** REQUIREMENTS **
Lines containing the word "عناصر" are to be counted; state their number and nothing further.

** DATASET EXCERPTS **
□ □ □ □

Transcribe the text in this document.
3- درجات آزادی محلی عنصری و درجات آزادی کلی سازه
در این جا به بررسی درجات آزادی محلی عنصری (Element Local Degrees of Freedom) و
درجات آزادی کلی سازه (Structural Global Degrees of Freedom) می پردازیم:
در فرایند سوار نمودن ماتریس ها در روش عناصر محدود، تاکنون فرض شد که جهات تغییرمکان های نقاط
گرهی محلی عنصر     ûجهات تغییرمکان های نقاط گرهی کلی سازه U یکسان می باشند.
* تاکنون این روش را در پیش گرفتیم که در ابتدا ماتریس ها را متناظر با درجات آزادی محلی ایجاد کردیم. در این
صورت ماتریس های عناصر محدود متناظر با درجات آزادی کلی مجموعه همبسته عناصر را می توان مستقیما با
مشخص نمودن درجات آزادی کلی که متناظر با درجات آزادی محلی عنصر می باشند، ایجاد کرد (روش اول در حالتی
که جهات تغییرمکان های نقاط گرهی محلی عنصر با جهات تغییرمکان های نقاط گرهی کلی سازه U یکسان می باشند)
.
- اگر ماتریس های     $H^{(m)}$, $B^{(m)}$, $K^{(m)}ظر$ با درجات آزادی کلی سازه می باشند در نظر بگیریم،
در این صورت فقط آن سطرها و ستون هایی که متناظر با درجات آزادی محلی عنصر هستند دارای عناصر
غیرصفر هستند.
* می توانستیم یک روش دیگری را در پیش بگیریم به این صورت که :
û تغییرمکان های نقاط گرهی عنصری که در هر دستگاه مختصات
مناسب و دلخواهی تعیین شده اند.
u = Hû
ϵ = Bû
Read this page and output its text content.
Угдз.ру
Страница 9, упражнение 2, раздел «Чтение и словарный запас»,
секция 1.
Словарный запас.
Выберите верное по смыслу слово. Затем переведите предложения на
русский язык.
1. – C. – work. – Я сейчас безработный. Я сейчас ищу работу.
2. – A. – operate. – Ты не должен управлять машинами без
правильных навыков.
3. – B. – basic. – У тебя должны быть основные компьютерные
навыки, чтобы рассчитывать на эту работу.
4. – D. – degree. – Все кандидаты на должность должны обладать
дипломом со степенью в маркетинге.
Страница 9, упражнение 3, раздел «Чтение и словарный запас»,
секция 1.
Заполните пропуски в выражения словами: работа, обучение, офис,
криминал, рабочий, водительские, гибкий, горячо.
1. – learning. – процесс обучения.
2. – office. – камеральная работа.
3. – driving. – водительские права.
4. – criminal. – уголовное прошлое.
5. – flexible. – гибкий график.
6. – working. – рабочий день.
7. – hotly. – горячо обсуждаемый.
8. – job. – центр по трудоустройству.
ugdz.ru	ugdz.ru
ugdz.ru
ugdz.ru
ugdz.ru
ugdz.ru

□ □ □ □

** ANSWER **
3